Lines of data
++++++++

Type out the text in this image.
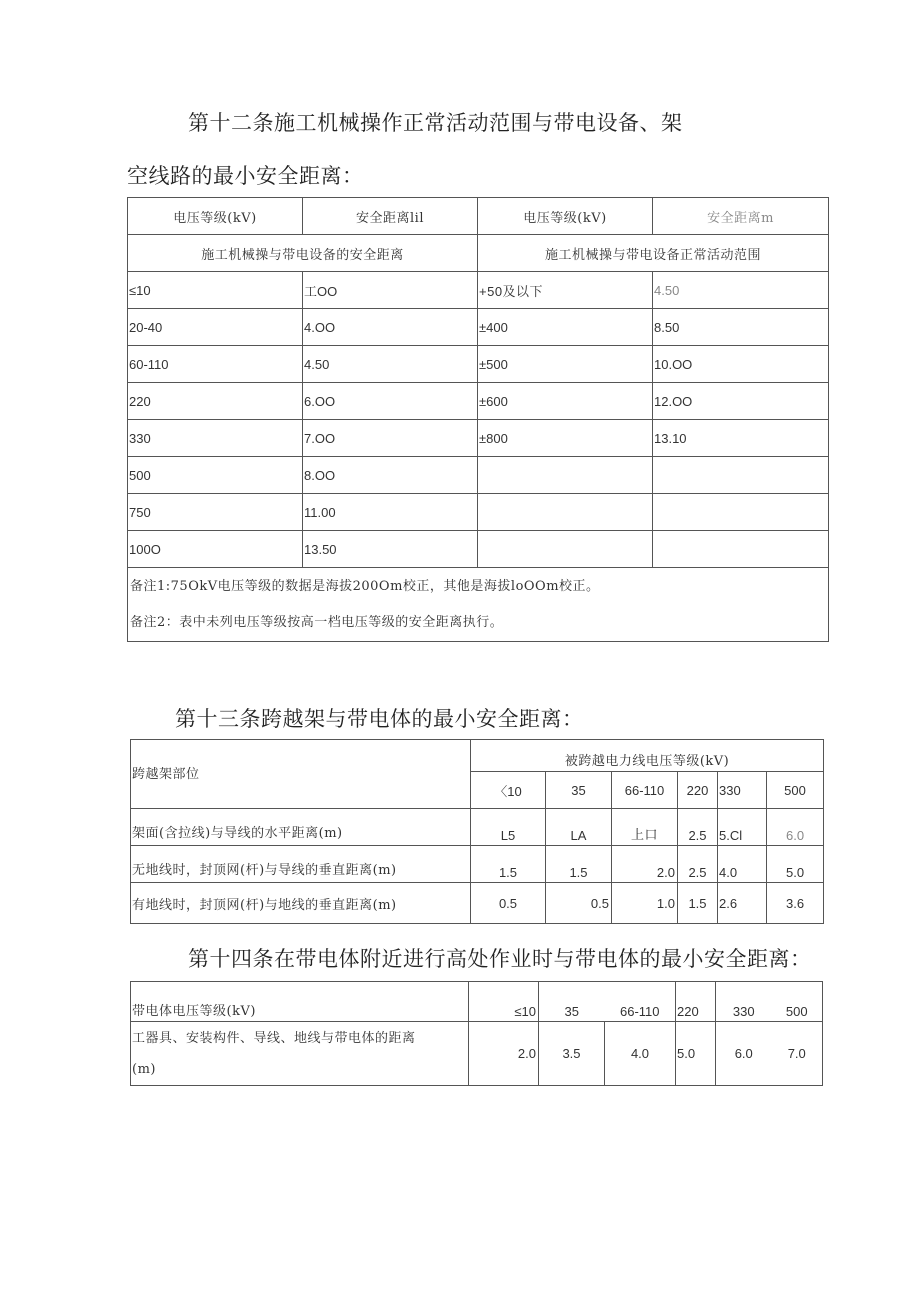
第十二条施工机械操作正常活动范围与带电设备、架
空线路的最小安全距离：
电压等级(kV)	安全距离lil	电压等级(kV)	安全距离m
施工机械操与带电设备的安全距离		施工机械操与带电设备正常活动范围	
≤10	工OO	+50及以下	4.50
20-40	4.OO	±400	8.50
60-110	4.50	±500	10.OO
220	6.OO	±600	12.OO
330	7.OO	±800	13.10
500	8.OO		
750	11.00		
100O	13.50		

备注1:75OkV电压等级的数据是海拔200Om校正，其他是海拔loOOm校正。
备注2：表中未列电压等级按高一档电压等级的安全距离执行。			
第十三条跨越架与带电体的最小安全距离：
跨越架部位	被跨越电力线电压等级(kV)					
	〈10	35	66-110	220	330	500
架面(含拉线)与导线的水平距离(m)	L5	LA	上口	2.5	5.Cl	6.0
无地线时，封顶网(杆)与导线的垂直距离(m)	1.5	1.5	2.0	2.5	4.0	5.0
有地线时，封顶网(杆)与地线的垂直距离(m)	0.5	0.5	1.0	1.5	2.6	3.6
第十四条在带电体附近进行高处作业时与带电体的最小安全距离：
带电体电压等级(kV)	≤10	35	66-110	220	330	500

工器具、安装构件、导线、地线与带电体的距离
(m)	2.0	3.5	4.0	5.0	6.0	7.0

++++++++

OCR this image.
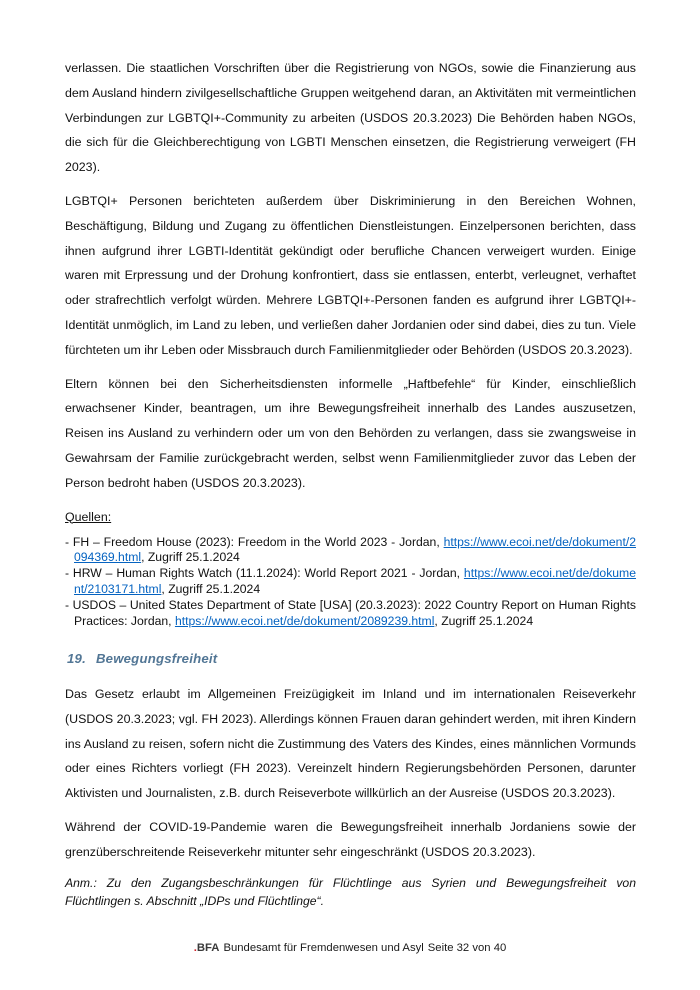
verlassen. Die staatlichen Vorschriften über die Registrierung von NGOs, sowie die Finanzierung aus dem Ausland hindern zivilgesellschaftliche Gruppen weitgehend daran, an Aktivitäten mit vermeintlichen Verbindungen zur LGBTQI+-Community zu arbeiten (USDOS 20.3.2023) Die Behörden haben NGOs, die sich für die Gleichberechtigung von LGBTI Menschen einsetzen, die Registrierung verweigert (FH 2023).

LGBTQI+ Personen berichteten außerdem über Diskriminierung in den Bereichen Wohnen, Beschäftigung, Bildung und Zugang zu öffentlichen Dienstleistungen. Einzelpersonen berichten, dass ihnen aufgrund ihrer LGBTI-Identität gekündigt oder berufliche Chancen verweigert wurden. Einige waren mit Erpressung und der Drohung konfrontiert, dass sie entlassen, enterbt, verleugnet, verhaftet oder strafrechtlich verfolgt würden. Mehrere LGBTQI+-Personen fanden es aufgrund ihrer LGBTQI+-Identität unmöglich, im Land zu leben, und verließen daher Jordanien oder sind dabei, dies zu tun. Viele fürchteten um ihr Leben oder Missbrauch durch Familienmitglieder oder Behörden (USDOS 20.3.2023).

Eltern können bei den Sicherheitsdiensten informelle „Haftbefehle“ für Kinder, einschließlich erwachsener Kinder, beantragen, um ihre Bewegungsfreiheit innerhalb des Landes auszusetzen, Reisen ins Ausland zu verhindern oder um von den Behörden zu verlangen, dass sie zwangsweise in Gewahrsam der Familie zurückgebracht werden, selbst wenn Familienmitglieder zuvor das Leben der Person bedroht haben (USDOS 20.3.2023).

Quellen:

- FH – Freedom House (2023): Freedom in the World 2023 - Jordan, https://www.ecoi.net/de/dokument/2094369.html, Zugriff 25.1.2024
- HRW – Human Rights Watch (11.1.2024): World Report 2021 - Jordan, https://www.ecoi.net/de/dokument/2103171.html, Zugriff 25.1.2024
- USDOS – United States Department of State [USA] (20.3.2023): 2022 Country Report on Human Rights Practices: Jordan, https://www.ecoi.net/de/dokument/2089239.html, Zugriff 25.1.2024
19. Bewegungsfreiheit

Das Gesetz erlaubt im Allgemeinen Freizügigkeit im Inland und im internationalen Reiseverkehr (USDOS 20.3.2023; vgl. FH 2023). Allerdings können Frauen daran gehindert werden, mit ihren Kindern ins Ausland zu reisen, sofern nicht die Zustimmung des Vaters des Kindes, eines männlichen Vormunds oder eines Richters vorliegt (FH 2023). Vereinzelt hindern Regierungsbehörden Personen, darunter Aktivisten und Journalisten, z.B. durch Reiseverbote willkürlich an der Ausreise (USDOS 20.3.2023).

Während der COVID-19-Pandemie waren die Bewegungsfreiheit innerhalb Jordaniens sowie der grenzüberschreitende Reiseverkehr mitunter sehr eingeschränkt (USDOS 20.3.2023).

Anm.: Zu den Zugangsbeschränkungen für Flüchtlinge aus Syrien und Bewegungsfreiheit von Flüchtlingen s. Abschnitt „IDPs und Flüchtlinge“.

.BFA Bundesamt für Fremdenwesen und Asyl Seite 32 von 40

++++++++

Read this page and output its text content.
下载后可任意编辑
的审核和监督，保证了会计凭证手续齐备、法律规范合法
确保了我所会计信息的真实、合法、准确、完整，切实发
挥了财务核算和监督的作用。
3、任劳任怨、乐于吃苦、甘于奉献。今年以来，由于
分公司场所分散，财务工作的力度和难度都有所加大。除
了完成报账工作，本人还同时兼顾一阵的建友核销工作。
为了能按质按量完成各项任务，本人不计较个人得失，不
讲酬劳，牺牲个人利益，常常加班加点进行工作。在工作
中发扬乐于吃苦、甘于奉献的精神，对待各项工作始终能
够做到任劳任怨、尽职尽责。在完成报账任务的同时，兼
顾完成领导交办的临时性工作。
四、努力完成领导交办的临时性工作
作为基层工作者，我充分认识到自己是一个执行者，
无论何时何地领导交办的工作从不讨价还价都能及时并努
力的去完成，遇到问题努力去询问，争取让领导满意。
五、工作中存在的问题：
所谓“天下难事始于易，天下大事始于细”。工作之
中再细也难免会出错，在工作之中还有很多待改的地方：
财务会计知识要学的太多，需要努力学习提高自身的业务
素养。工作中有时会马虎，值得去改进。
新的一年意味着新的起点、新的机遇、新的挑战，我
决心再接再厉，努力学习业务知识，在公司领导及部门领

++++++++

To do
Each line in the entries above that includes the string "Report" should be extracted.

The answer
- HRW – Human Rights Watch (11.1.2024): World Report 2021 - Jordan, https://www.ecoi.net/de/dokument/2103171.html, Zugriff 25.1.2024
- USDOS – United States Department of State [USA] (20.3.2023): 2022 Country Report on Human Rights Practices: Jordan, https://www.ecoi.net/de/dokument/2089239.html, Zugriff 25.1.2024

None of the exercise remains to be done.